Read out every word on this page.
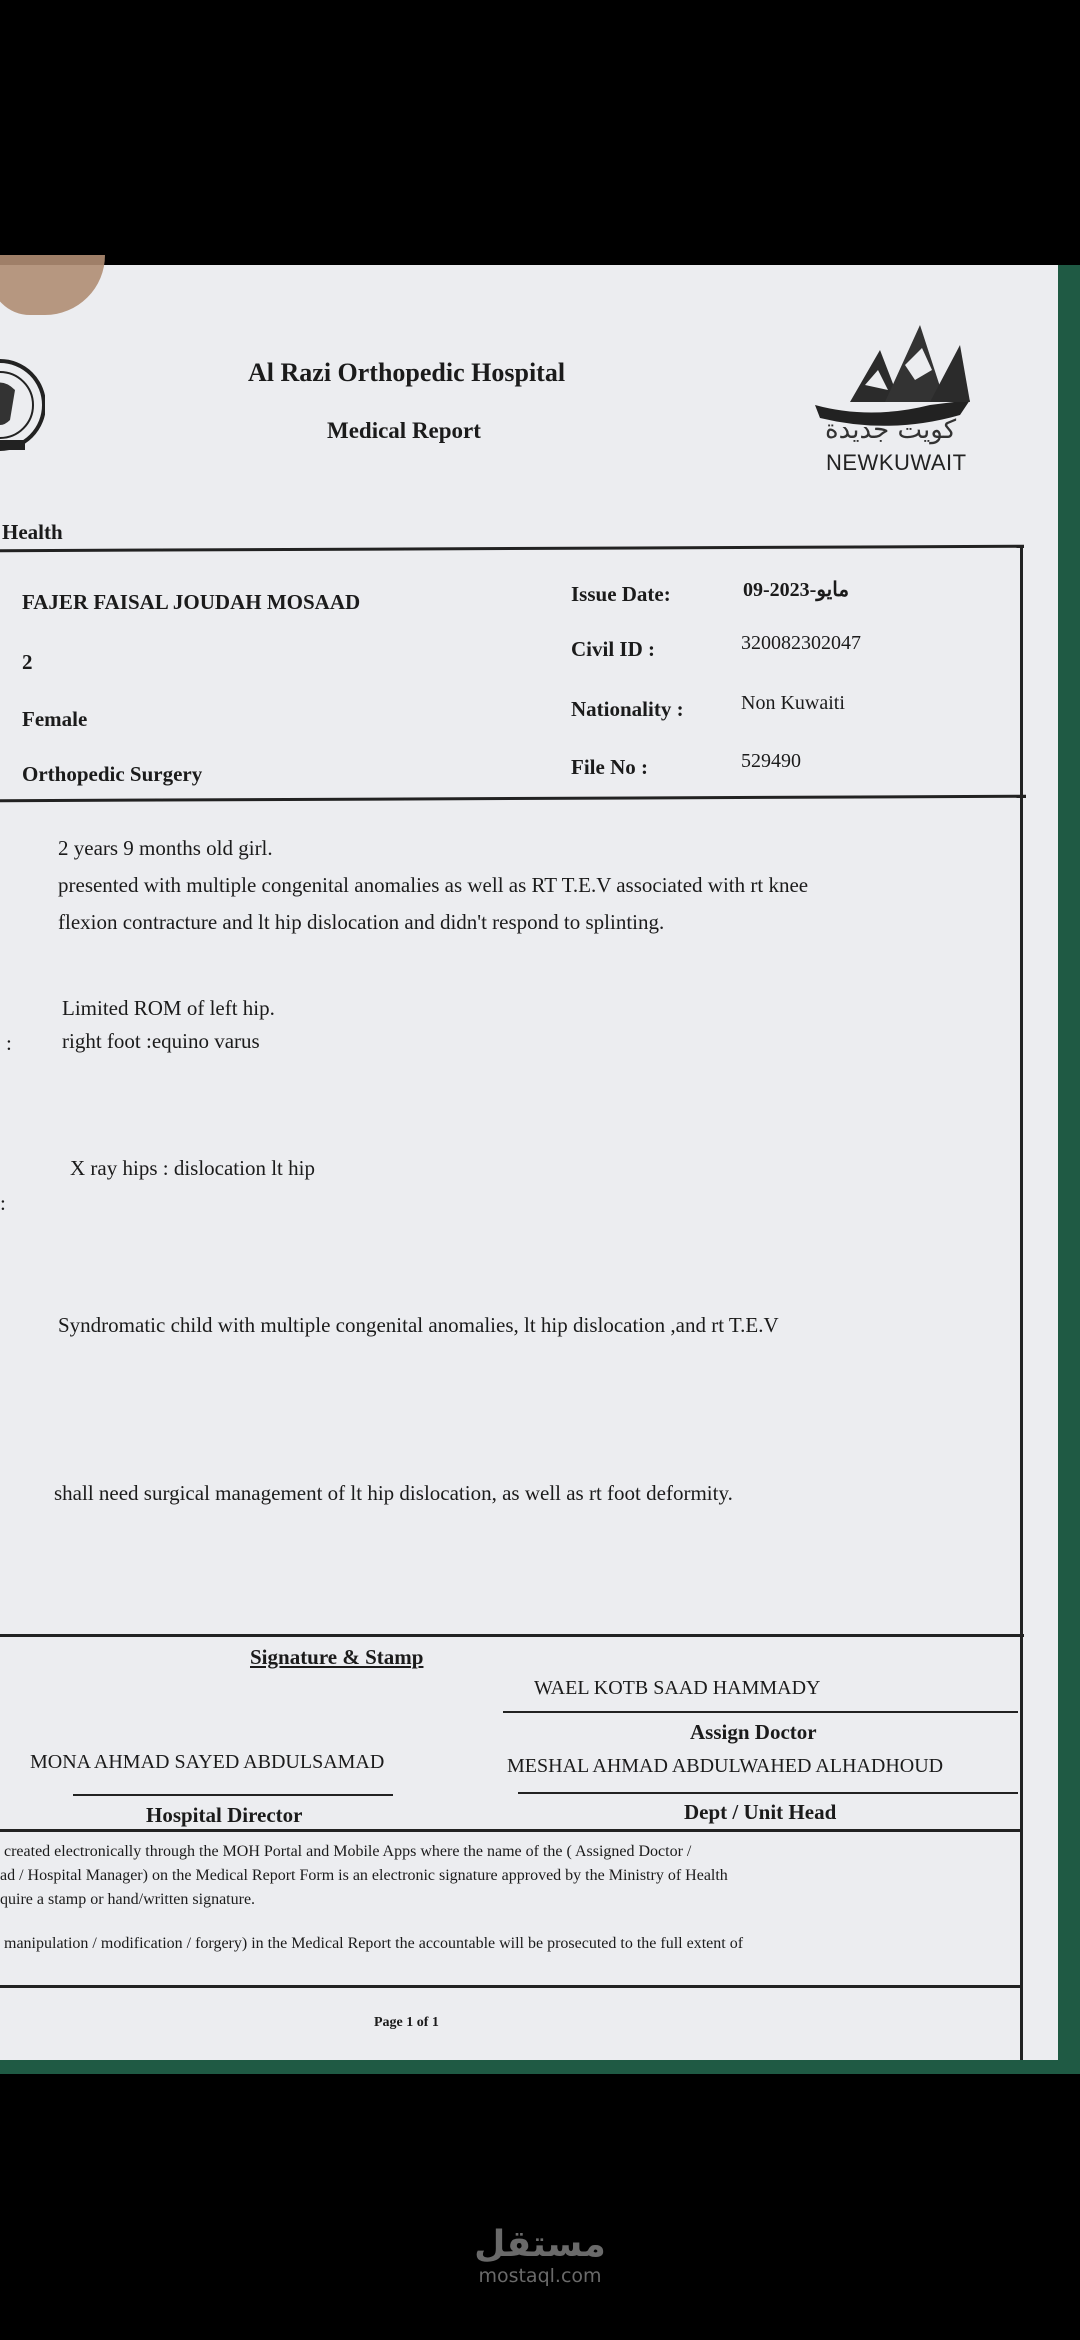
كويت جديدة
NEWKUWAIT
Al Razi Orthopedic Hospital
Medical Report
Health
FAJER FAISAL JOUDAH MOSAAD
2
Female
Orthopedic Surgery
Issue Date:	09-2023-مايو
Civil ID :	320082302047
Nationality :	Non Kuwaiti
File No :	529490
2 years 9 months old girl.
presented with multiple congenital anomalies as well as RT T.E.V associated with rt knee
flexion contracture and lt hip dislocation and didn't respond to splinting.
Limited ROM of left hip.
right foot :equino varus
:
X ray hips : dislocation lt hip
:
Syndromatic child with multiple congenital anomalies, lt hip dislocation ,and rt T.E.V
shall need surgical management of lt hip dislocation, as well as rt foot deformity.
Signature & Stamp
WAEL KOTB SAAD HAMMADY
Assign Doctor
MONA AHMAD SAYED ABDULSAMAD
Hospital Director
MESHAL AHMAD ABDULWAHED ALHADHOUD
Dept / Unit Head
created electronically through the MOH Portal and Mobile Apps where the name of the ( Assigned Doctor /
ad / Hospital Manager) on the Medical Report Form is an electronic signature approved by the Ministry of Health
quire a stamp or hand/written signature.
manipulation / modification / forgery) in the Medical Report the accountable will be prosecuted to the full extent of
Page 1 of 1
مستقل
mostaql.com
——
Direction: Scan the listing above and identify each line holding the string "AHMAD"; copy every such line.

The result:
MONA AHMAD SAYED ABDULSAMAD
MESHAL AHMAD ABDULWAHED ALHADHOUD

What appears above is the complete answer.